Omit the images, then output each of the records below exactly.

########

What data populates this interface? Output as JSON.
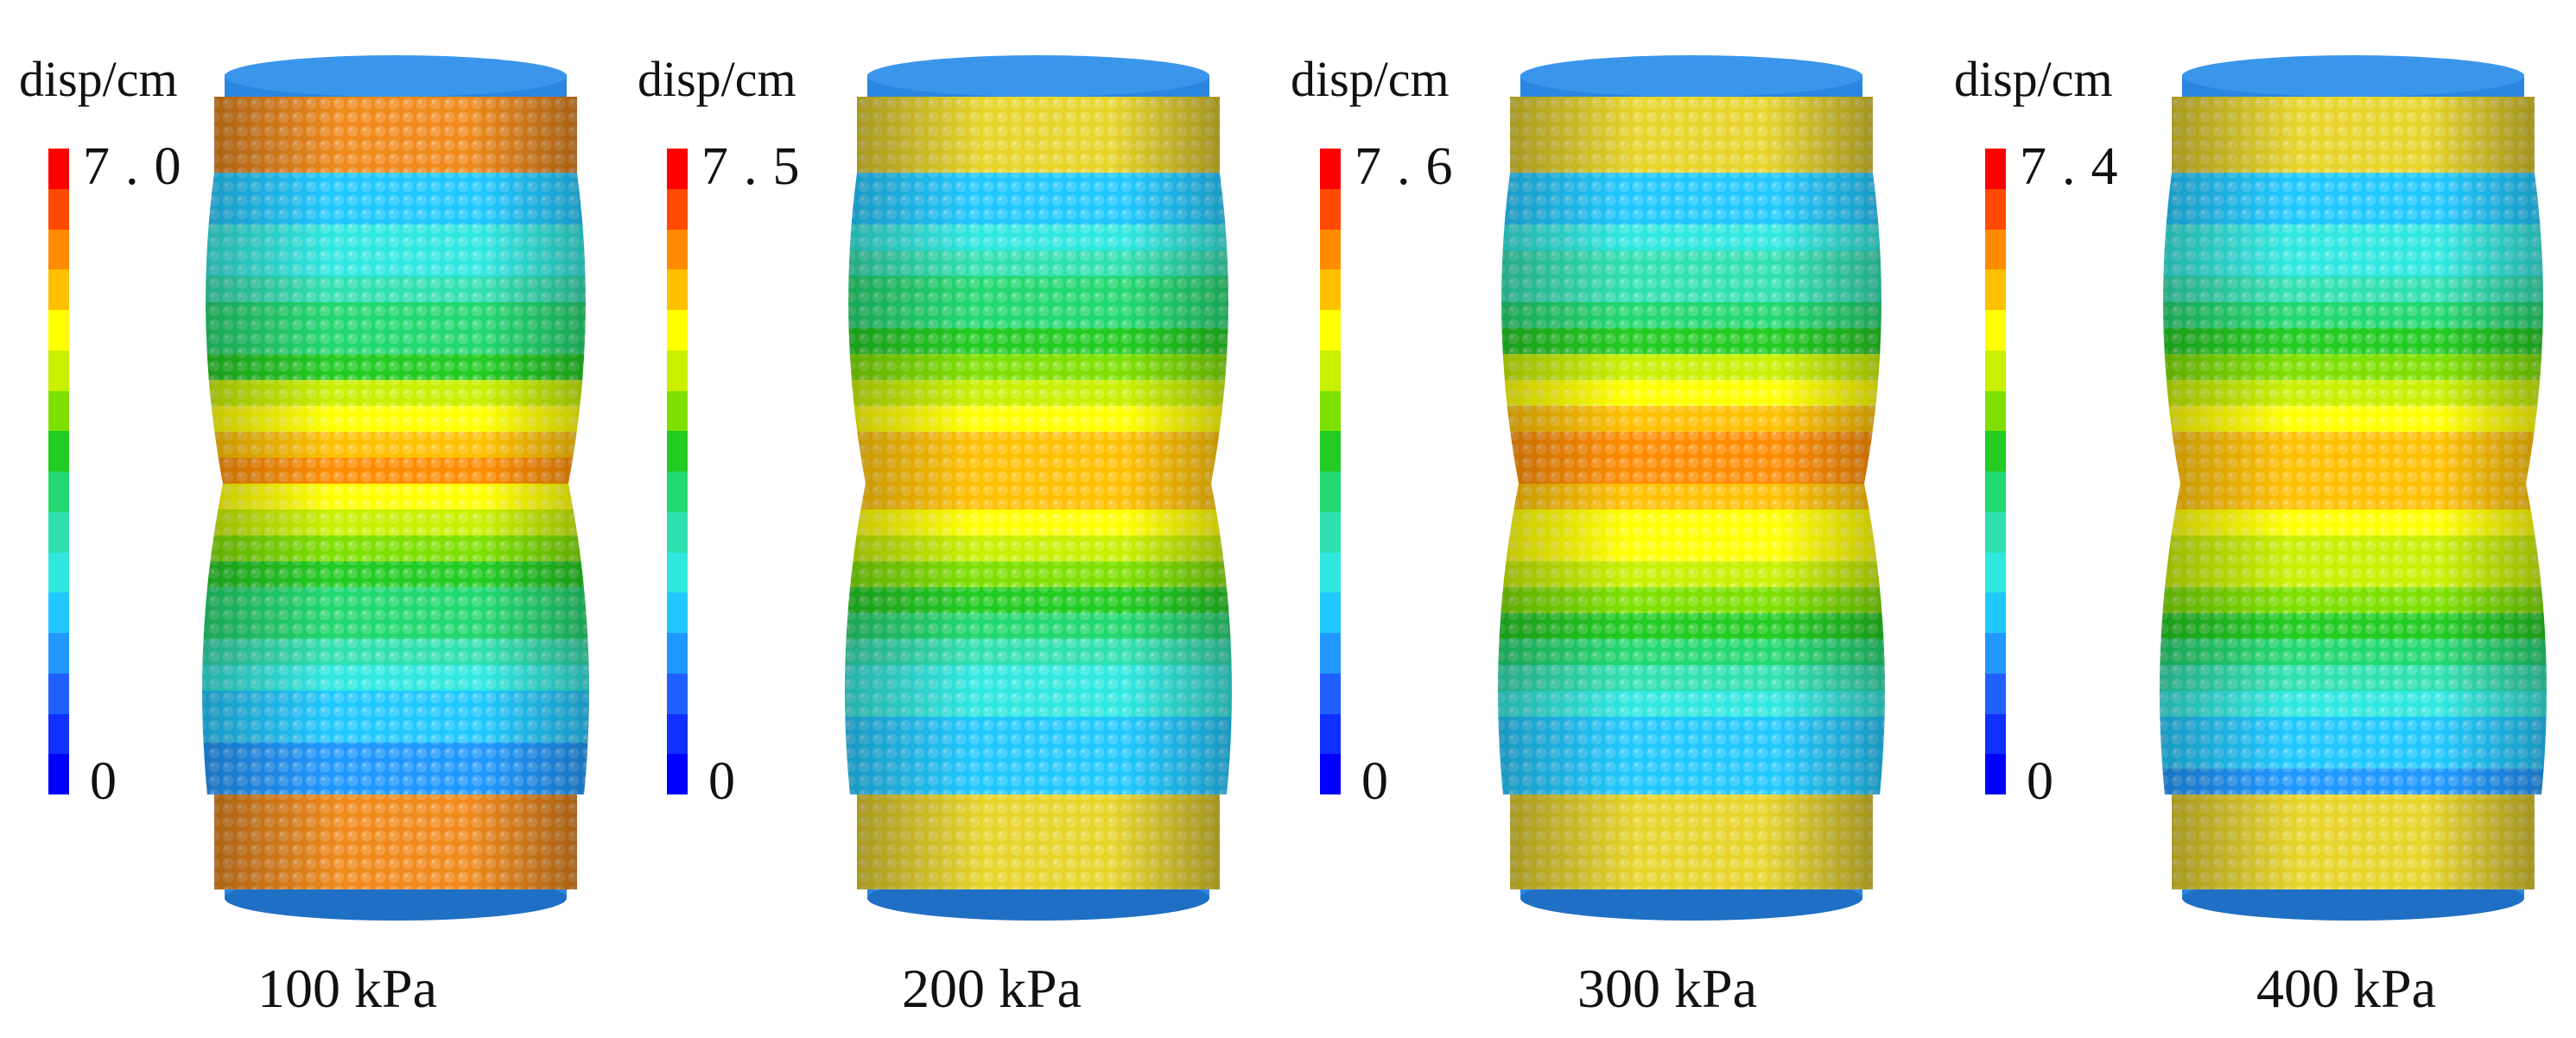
{
  "figure": {
    "panels": [
      {
        "pressure_label": "100 kPa",
        "legend_title": "disp/cm",
        "legend_max": "7.0",
        "legend_min": "0",
        "wall_color": "#f08a1c"
      },
      {
        "pressure_label": "200 kPa",
        "legend_title": "disp/cm",
        "legend_max": "7.5",
        "legend_min": "0",
        "wall_color": "#e8d42a"
      },
      {
        "pressure_label": "300 kPa",
        "legend_title": "disp/cm",
        "legend_max": "7.6",
        "legend_min": "0",
        "wall_color": "#e8d42a"
      },
      {
        "pressure_label": "400 kPa",
        "legend_title": "disp/cm",
        "legend_max": "7.4",
        "legend_min": "0",
        "wall_color": "#e8d42a"
      }
    ],
    "colorscale": [
      "#ff0000",
      "#ff4a00",
      "#ff8c00",
      "#ffc000",
      "#ffff00",
      "#c8f000",
      "#7ee000",
      "#22cc22",
      "#22d870",
      "#30e0b0",
      "#30e8e0",
      "#20c8ff",
      "#2098ff",
      "#2060ff",
      "#1030ff",
      "#0000ff"
    ],
    "platen_color": "#2a86e0"
  }
}
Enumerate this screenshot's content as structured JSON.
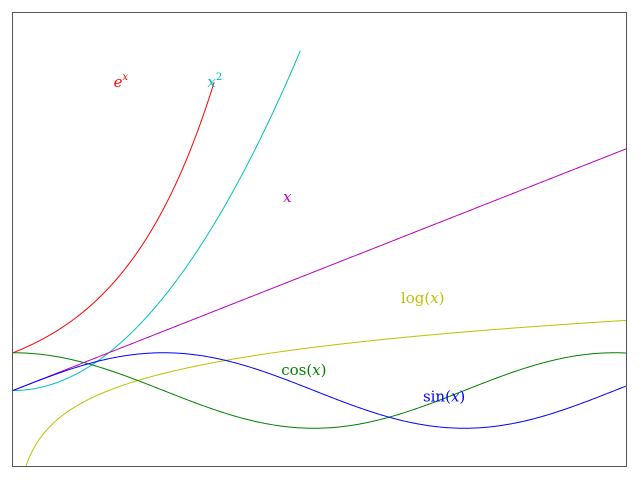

########

_TASK OUTPUT_:
What data populates this interface? Output as JSON.
{
  "figure": {
    "panels": [
      {
        "pressure_label": "100 kPa",
        "legend_title": "disp/cm",
        "legend_max": "7.0",
        "legend_min": "0",
        "wall_color": "#f08a1c"
      },
      {
        "pressure_label": "200 kPa",
        "legend_title": "disp/cm",
        "legend_max": "7.5",
        "legend_min": "0",
        "wall_color": "#e8d42a"
      },
      {
        "pressure_label": "300 kPa",
        "legend_title": "disp/cm",
        "legend_max": "7.6",
        "legend_min": "0",
        "wall_color": "#e8d42a"
      },
      {
        "pressure_label": "400 kPa",
        "legend_title": "disp/cm",
        "legend_max": "7.4",
        "legend_min": "0",
        "wall_color": "#e8d42a"
      }
    ],
    "colorscale": [
      "#ff0000",
      "#ff4a00",
      "#ff8c00",
      "#ffc000",
      "#ffff00",
      "#c8f000",
      "#7ee000",
      "#22cc22",
      "#22d870",
      "#30e0b0",
      "#30e8e0",
      "#20c8ff",
      "#2098ff",
      "#2060ff",
      "#1030ff",
      "#0000ff"
    ],
    "platen_color": "#2a86e0"
  }
}
Enumerate this screenshot's content as structured JSON.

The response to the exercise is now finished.